**EXERCISE DETAILS**
Return each line of the records holding the string "period".

Figure record extracts
━━━━━━━━━━

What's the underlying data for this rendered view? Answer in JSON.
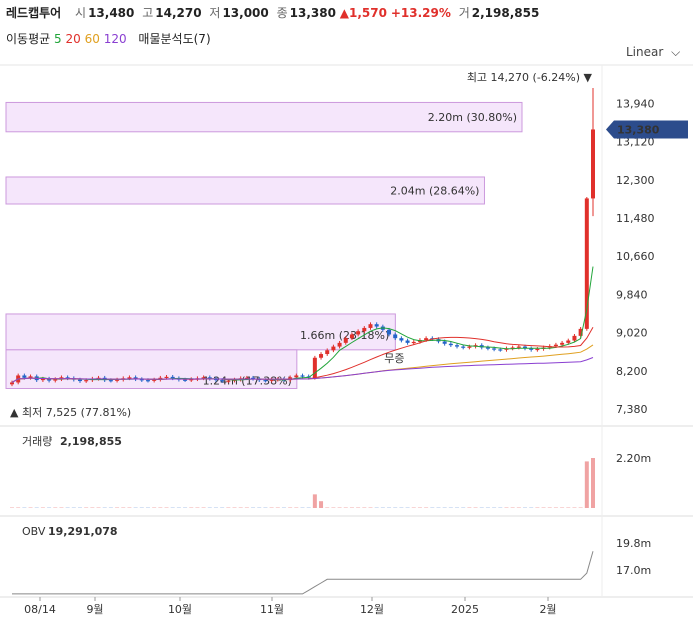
{
  "header": {
    "name": "레드캡투어",
    "open_label": "시",
    "open": "13,480",
    "high_label": "고",
    "high": "14,270",
    "low_label": "저",
    "low": "13,000",
    "close_label": "종",
    "close": "13,380",
    "change_arrow": "▲",
    "change": "1,570",
    "change_pct": "+13.29%",
    "volume_label": "거",
    "volume": "2,198,855"
  },
  "indicators": {
    "ma_label": "이동평균",
    "ma": [
      {
        "period": "5",
        "color": "#22a53a"
      },
      {
        "period": "20",
        "color": "#e0302b"
      },
      {
        "period": "60",
        "color": "#e0a020"
      },
      {
        "period": "120",
        "color": "#8a3fd1"
      }
    ],
    "vp_label": "매물분석도(7)"
  },
  "scale_button": "Linear",
  "chart_data": {
    "type": "candlestick",
    "price_axis": {
      "ticks": [
        "13,940",
        "13,120",
        "12,300",
        "11,480",
        "10,660",
        "9,840",
        "9,020",
        "8,200",
        "7,380"
      ],
      "range": [
        7380,
        14270
      ]
    },
    "last_price": "13,380",
    "high_marker": {
      "label": "최고",
      "value": "14,270",
      "pct": "(-6.24%)"
    },
    "low_marker": {
      "label": "최저",
      "value": "7,525",
      "pct": "(77.81%)"
    },
    "volume_profile": [
      {
        "label": "2.20m (30.80%)",
        "price_low": 13330,
        "price_high": 13960,
        "volume_m": 2.2
      },
      {
        "label": "2.04m (28.64%)",
        "price_low": 11780,
        "price_high": 12360,
        "volume_m": 2.04
      },
      {
        "label": "1.66m (23.18%)",
        "price_low": 8650,
        "price_high": 9420,
        "volume_m": 1.66
      },
      {
        "label": "1.24m (17.38%)",
        "price_low": 7820,
        "price_high": 8650,
        "volume_m": 1.24
      }
    ],
    "annotation": "무증",
    "x_labels": [
      "08/14",
      "9월",
      "10월",
      "11월",
      "12월",
      "2025",
      "2월"
    ],
    "close_series": [
      7950,
      8100,
      8050,
      8080,
      8000,
      8030,
      7990,
      8020,
      8060,
      8040,
      8010,
      7980,
      8000,
      8030,
      8050,
      8000,
      7990,
      8010,
      8040,
      8060,
      8020,
      8000,
      7990,
      8010,
      8050,
      8070,
      8040,
      8010,
      8000,
      8020,
      8040,
      8060,
      8030,
      8000,
      7980,
      7990,
      8010,
      8040,
      8050,
      8030,
      8000,
      7990,
      8010,
      8020,
      8000,
      8060,
      8100,
      8080,
      8050,
      8480,
      8560,
      8640,
      8720,
      8800,
      8900,
      8980,
      9050,
      9120,
      9200,
      9150,
      9080,
      8980,
      8900,
      8850,
      8800,
      8820,
      8860,
      8900,
      8880,
      8830,
      8780,
      8750,
      8720,
      8700,
      8720,
      8750,
      8700,
      8680,
      8660,
      8650,
      8680,
      8700,
      8720,
      8680,
      8650,
      8670,
      8700,
      8730,
      8760,
      8800,
      8850,
      8950,
      9100,
      11900,
      13380
    ],
    "volume_panel": {
      "title": "거래량",
      "value": "2,198,855",
      "ticks": [
        "2.20m"
      ]
    },
    "obv_panel": {
      "title": "OBV",
      "value": "19,291,078",
      "ticks": [
        "19.8m",
        "17.0m"
      ]
    }
  }
}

━━━━━━━━━━

**ANSWER TO THE TASK**
        "period": "5",
        "period": "20",
        "period": "60",
        "period": "120",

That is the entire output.